(Records about charts and figures)
================

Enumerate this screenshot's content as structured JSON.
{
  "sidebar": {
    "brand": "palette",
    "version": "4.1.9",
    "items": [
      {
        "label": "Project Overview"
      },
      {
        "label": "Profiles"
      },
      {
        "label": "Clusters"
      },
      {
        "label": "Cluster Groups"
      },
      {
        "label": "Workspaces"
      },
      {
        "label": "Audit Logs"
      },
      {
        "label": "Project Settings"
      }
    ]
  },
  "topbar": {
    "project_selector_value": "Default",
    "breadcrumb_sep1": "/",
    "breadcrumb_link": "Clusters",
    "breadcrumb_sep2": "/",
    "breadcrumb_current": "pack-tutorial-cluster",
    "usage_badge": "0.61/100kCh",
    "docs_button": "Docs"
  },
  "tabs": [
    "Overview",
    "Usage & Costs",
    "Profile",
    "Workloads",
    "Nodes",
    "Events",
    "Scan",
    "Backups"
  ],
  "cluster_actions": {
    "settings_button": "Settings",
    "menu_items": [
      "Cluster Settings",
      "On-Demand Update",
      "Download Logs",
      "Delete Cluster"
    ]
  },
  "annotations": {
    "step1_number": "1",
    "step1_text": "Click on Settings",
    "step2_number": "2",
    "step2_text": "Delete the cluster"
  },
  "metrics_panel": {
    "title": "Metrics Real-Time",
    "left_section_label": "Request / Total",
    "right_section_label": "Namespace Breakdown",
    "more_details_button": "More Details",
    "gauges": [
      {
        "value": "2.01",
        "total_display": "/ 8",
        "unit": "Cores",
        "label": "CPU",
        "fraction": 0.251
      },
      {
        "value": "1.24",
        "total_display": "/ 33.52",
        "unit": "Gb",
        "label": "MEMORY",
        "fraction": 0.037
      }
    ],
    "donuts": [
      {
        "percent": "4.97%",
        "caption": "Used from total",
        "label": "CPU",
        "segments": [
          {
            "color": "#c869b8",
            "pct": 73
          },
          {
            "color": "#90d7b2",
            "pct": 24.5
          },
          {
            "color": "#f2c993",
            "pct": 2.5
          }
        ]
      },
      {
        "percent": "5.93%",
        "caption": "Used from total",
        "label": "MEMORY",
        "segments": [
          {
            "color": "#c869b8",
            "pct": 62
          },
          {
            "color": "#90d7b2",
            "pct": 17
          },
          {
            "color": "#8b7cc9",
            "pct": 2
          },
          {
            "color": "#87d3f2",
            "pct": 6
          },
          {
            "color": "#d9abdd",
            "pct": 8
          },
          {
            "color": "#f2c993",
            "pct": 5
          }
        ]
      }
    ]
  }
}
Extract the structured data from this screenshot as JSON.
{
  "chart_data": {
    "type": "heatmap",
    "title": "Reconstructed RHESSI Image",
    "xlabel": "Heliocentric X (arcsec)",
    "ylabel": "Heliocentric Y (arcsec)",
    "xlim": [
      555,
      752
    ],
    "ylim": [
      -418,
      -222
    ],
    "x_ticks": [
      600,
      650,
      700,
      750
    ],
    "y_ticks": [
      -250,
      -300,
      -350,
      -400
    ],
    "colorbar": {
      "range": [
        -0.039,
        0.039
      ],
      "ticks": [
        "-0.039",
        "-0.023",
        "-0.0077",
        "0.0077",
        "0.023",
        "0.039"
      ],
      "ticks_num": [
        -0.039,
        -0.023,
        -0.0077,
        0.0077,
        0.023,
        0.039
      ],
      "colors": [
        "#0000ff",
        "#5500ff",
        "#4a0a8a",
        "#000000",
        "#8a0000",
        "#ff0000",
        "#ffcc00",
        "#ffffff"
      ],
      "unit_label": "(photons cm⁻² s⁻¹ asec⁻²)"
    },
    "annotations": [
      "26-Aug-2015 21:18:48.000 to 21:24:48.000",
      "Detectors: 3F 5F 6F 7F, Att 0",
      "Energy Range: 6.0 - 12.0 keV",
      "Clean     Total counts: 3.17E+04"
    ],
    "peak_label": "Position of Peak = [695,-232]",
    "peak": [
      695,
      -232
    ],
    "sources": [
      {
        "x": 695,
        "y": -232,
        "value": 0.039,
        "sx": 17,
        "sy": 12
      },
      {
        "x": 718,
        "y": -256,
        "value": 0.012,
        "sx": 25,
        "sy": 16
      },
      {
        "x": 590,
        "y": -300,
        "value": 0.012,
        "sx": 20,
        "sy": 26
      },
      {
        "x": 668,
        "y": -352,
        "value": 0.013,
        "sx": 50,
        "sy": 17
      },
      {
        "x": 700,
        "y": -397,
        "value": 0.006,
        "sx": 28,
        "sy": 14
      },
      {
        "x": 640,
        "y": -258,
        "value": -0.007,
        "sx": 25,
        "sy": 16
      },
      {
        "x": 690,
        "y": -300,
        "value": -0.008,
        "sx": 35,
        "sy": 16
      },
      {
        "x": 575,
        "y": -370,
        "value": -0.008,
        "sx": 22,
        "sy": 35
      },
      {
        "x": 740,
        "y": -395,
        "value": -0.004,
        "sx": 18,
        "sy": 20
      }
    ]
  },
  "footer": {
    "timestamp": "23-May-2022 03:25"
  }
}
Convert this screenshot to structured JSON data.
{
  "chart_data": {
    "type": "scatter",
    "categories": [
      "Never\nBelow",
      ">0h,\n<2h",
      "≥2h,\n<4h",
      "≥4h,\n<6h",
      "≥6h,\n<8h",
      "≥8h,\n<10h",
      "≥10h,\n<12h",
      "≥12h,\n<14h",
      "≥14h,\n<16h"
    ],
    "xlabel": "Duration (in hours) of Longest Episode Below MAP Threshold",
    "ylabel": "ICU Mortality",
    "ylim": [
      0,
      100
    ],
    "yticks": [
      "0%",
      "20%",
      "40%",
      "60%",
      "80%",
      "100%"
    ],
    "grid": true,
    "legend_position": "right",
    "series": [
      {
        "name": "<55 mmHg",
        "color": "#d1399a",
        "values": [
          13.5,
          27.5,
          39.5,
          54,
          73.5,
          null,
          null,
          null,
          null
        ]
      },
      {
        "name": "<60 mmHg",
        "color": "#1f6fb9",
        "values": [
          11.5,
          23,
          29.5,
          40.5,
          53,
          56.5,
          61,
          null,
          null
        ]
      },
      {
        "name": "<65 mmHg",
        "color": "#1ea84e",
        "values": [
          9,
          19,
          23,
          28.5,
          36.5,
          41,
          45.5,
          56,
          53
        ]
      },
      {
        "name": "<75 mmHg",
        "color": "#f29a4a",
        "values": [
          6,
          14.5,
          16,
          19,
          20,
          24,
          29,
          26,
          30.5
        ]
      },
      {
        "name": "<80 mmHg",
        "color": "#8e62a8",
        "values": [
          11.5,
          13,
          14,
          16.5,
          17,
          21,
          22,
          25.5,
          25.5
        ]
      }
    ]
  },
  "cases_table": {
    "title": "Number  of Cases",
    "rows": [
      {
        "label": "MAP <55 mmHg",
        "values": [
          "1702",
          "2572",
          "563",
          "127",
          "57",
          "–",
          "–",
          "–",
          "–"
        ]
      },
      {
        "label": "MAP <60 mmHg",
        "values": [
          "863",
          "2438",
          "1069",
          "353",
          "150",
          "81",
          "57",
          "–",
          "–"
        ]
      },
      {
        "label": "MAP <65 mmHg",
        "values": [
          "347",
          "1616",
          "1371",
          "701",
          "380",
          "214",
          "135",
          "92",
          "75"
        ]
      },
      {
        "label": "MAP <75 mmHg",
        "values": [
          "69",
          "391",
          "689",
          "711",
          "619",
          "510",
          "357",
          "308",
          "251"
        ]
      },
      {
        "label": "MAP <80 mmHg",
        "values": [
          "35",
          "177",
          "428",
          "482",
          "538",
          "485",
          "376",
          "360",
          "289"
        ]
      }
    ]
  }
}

================

Problem requirements — Without leaving anything out, quote all the data.

Written response —
Enumerate this screenshot's content as structured JSON.
{
  "sidebar": {
    "brand": "palette",
    "version": "4.1.9",
    "items": [
      {
        "label": "Project Overview"
      },
      {
        "label": "Profiles"
      },
      {
        "label": "Clusters"
      },
      {
        "label": "Cluster Groups"
      },
      {
        "label": "Workspaces"
      },
      {
        "label": "Audit Logs"
      },
      {
        "label": "Project Settings"
      }
    ]
  },
  "topbar": {
    "project_selector_value": "Default",
    "breadcrumb_sep1": "/",
    "breadcrumb_link": "Clusters",
    "breadcrumb_sep2": "/",
    "breadcrumb_current": "pack-tutorial-cluster",
    "usage_badge": "0.61/100kCh",
    "docs_button": "Docs"
  },
  "tabs": [
    "Overview",
    "Usage & Costs",
    "Profile",
    "Workloads",
    "Nodes",
    "Events",
    "Scan",
    "Backups"
  ],
  "cluster_actions": {
    "settings_button": "Settings",
    "menu_items": [
      "Cluster Settings",
      "On-Demand Update",
      "Download Logs",
      "Delete Cluster"
    ]
  },
  "annotations": {
    "step1_number": "1",
    "step1_text": "Click on Settings",
    "step2_number": "2",
    "step2_text": "Delete the cluster"
  },
  "metrics_panel": {
    "title": "Metrics Real-Time",
    "left_section_label": "Request / Total",
    "right_section_label": "Namespace Breakdown",
    "more_details_button": "More Details",
    "gauges": [
      {
        "value": "2.01",
        "total_display": "/ 8",
        "unit": "Cores",
        "label": "CPU",
        "fraction": 0.251
      },
      {
        "value": "1.24",
        "total_display": "/ 33.52",
        "unit": "Gb",
        "label": "MEMORY",
        "fraction": 0.037
      }
    ],
    "donuts": [
      {
        "percent": "4.97%",
        "caption": "Used from total",
        "label": "CPU",
        "segments": [
          {
            "color": "#c869b8",
            "pct": 73
          },
          {
            "color": "#90d7b2",
            "pct": 24.5
          },
          {
            "color": "#f2c993",
            "pct": 2.5
          }
        ]
      },
      {
        "percent": "5.93%",
        "caption": "Used from total",
        "label": "MEMORY",
        "segments": [
          {
            "color": "#c869b8",
            "pct": 62
          },
          {
            "color": "#90d7b2",
            "pct": 17
          },
          {
            "color": "#8b7cc9",
            "pct": 2
          },
          {
            "color": "#87d3f2",
            "pct": 6
          },
          {
            "color": "#d9abdd",
            "pct": 8
          },
          {
            "color": "#f2c993",
            "pct": 5
          }
        ]
      }
    ]
  }
}
Extract the structured data from this screenshot as JSON.
{
  "chart_data": {
    "type": "heatmap",
    "title": "Reconstructed RHESSI Image",
    "xlabel": "Heliocentric X (arcsec)",
    "ylabel": "Heliocentric Y (arcsec)",
    "xlim": [
      555,
      752
    ],
    "ylim": [
      -418,
      -222
    ],
    "x_ticks": [
      600,
      650,
      700,
      750
    ],
    "y_ticks": [
      -250,
      -300,
      -350,
      -400
    ],
    "colorbar": {
      "range": [
        -0.039,
        0.039
      ],
      "ticks": [
        "-0.039",
        "-0.023",
        "-0.0077",
        "0.0077",
        "0.023",
        "0.039"
      ],
      "ticks_num": [
        -0.039,
        -0.023,
        -0.0077,
        0.0077,
        0.023,
        0.039
      ],
      "colors": [
        "#0000ff",
        "#5500ff",
        "#4a0a8a",
        "#000000",
        "#8a0000",
        "#ff0000",
        "#ffcc00",
        "#ffffff"
      ],
      "unit_label": "(photons cm⁻² s⁻¹ asec⁻²)"
    },
    "annotations": [
      "26-Aug-2015 21:18:48.000 to 21:24:48.000",
      "Detectors: 3F 5F 6F 7F, Att 0",
      "Energy Range: 6.0 - 12.0 keV",
      "Clean     Total counts: 3.17E+04"
    ],
    "peak_label": "Position of Peak = [695,-232]",
    "peak": [
      695,
      -232
    ],
    "sources": [
      {
        "x": 695,
        "y": -232,
        "value": 0.039,
        "sx": 17,
        "sy": 12
      },
      {
        "x": 718,
        "y": -256,
        "value": 0.012,
        "sx": 25,
        "sy": 16
      },
      {
        "x": 590,
        "y": -300,
        "value": 0.012,
        "sx": 20,
        "sy": 26
      },
      {
        "x": 668,
        "y": -352,
        "value": 0.013,
        "sx": 50,
        "sy": 17
      },
      {
        "x": 700,
        "y": -397,
        "value": 0.006,
        "sx": 28,
        "sy": 14
      },
      {
        "x": 640,
        "y": -258,
        "value": -0.007,
        "sx": 25,
        "sy": 16
      },
      {
        "x": 690,
        "y": -300,
        "value": -0.008,
        "sx": 35,
        "sy": 16
      },
      {
        "x": 575,
        "y": -370,
        "value": -0.008,
        "sx": 22,
        "sy": 35
      },
      {
        "x": 740,
        "y": -395,
        "value": -0.004,
        "sx": 18,
        "sy": 20
      }
    ]
  },
  "footer": {
    "timestamp": "23-May-2022 03:25"
  }
}
Convert this screenshot to structured JSON data.
{
  "chart_data": {
    "type": "scatter",
    "categories": [
      "Never\nBelow",
      ">0h,\n<2h",
      "≥2h,\n<4h",
      "≥4h,\n<6h",
      "≥6h,\n<8h",
      "≥8h,\n<10h",
      "≥10h,\n<12h",
      "≥12h,\n<14h",
      "≥14h,\n<16h"
    ],
    "xlabel": "Duration (in hours) of Longest Episode Below MAP Threshold",
    "ylabel": "ICU Mortality",
    "ylim": [
      0,
      100
    ],
    "yticks": [
      "0%",
      "20%",
      "40%",
      "60%",
      "80%",
      "100%"
    ],
    "grid": true,
    "legend_position": "right",
    "series": [
      {
        "name": "<55 mmHg",
        "color": "#d1399a",
        "values": [
          13.5,
          27.5,
          39.5,
          54,
          73.5,
          null,
          null,
          null,
          null
        ]
      },
      {
        "name": "<60 mmHg",
        "color": "#1f6fb9",
        "values": [
          11.5,
          23,
          29.5,
          40.5,
          53,
          56.5,
          61,
          null,
          null
        ]
      },
      {
        "name": "<65 mmHg",
        "color": "#1ea84e",
        "values": [
          9,
          19,
          23,
          28.5,
          36.5,
          41,
          45.5,
          56,
          53
        ]
      },
      {
        "name": "<75 mmHg",
        "color": "#f29a4a",
        "values": [
          6,
          14.5,
          16,
          19,
          20,
          24,
          29,
          26,
          30.5
        ]
      },
      {
        "name": "<80 mmHg",
        "color": "#8e62a8",
        "values": [
          11.5,
          13,
          14,
          16.5,
          17,
          21,
          22,
          25.5,
          25.5
        ]
      }
    ]
  },
  "cases_table": {
    "title": "Number  of Cases",
    "rows": [
      {
        "label": "MAP <55 mmHg",
        "values": [
          "1702",
          "2572",
          "563",
          "127",
          "57",
          "–",
          "–",
          "–",
          "–"
        ]
      },
      {
        "label": "MAP <60 mmHg",
        "values": [
          "863",
          "2438",
          "1069",
          "353",
          "150",
          "81",
          "57",
          "–",
          "–"
        ]
      },
      {
        "label": "MAP <65 mmHg",
        "values": [
          "347",
          "1616",
          "1371",
          "701",
          "380",
          "214",
          "135",
          "92",
          "75"
        ]
      },
      {
        "label": "MAP <75 mmHg",
        "values": [
          "69",
          "391",
          "689",
          "711",
          "619",
          "510",
          "357",
          "308",
          "251"
        ]
      },
      {
        "label": "MAP <80 mmHg",
        "values": [
          "35",
          "177",
          "428",
          "482",
          "538",
          "485",
          "376",
          "360",
          "289"
        ]
      }
    ]
  }
}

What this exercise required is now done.